(Stored data entries)
---
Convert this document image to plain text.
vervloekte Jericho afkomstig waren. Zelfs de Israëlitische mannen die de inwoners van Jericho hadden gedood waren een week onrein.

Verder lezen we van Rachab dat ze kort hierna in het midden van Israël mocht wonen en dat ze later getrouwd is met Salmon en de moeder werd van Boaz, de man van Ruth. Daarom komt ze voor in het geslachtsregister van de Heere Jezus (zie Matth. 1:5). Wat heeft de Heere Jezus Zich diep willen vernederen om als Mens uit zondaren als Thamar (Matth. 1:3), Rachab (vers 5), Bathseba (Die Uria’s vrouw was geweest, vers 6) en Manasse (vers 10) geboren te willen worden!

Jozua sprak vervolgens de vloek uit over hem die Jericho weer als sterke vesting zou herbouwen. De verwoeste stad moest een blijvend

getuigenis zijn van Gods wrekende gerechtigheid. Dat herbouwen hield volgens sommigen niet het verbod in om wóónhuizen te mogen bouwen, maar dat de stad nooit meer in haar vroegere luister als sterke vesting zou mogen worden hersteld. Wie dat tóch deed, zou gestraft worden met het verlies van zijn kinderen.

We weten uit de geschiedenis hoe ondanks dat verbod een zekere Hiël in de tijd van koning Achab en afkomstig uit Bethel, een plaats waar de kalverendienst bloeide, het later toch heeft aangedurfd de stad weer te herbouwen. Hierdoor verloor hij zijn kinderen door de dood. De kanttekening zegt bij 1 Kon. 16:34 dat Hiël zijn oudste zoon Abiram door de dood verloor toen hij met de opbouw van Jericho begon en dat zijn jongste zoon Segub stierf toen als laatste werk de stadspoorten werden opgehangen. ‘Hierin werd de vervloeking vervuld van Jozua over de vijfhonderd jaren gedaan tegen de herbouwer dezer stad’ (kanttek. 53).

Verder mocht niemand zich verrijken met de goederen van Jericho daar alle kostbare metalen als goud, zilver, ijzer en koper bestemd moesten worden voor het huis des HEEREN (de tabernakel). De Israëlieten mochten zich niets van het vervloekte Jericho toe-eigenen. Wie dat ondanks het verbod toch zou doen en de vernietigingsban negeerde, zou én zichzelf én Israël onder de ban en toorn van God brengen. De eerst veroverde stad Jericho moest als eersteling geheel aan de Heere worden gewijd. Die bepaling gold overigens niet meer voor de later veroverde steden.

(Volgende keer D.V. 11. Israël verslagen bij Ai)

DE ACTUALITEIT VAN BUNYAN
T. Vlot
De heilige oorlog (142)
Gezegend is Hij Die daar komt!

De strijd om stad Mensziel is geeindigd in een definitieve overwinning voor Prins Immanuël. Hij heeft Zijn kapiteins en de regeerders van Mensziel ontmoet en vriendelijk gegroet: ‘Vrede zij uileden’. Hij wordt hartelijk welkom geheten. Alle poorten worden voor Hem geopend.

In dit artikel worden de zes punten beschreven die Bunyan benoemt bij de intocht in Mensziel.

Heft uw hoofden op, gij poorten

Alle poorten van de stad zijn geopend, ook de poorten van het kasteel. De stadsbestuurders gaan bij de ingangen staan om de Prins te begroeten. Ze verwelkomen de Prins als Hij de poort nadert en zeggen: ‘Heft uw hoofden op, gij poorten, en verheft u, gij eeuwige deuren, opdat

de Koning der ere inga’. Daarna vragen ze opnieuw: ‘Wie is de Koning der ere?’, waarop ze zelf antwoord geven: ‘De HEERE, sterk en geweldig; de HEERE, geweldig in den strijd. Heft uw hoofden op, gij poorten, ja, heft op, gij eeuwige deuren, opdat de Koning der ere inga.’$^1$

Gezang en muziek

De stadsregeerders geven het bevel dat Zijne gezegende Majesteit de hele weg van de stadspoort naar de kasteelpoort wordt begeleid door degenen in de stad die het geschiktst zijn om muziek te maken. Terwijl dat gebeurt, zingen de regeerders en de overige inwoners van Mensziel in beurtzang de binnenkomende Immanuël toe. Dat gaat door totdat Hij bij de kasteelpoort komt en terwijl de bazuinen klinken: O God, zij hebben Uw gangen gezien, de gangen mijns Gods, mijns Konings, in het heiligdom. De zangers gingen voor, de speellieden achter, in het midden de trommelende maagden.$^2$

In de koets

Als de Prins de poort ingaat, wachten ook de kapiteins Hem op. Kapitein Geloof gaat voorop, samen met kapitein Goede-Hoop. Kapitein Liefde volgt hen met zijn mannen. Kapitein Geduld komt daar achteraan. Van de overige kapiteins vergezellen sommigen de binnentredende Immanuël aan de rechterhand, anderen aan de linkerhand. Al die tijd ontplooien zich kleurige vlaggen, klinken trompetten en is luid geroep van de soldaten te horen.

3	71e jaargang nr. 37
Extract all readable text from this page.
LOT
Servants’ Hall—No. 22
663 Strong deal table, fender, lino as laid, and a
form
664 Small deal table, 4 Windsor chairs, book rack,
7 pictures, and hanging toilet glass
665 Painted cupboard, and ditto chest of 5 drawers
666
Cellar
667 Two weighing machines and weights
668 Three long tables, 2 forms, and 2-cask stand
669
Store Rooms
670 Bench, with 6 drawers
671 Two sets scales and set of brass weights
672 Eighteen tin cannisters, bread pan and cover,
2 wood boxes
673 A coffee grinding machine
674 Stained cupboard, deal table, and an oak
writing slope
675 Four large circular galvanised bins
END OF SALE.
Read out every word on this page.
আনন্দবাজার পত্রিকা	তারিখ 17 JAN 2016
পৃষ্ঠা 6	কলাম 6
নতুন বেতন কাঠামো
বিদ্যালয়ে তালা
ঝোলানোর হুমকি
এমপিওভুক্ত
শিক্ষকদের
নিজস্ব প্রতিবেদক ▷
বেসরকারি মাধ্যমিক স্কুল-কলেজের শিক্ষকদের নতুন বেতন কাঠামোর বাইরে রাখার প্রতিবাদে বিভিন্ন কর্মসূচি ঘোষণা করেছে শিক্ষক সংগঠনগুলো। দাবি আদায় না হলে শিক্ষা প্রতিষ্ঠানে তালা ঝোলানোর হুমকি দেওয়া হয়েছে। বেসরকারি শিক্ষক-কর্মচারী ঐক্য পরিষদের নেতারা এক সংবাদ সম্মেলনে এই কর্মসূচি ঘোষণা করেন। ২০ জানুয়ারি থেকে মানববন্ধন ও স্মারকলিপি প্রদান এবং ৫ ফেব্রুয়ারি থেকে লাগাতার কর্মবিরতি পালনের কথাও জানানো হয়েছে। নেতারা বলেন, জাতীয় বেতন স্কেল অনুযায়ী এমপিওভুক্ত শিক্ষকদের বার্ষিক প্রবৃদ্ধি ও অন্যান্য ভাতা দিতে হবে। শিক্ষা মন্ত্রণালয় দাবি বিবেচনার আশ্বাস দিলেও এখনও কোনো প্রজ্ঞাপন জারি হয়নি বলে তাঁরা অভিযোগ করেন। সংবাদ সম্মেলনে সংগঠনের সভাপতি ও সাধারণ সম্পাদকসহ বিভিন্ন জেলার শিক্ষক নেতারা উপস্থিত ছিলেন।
---
• **What you will do**:
Your answer should be a single number: how many lines in the data above include "weights"?

• **The output**:
2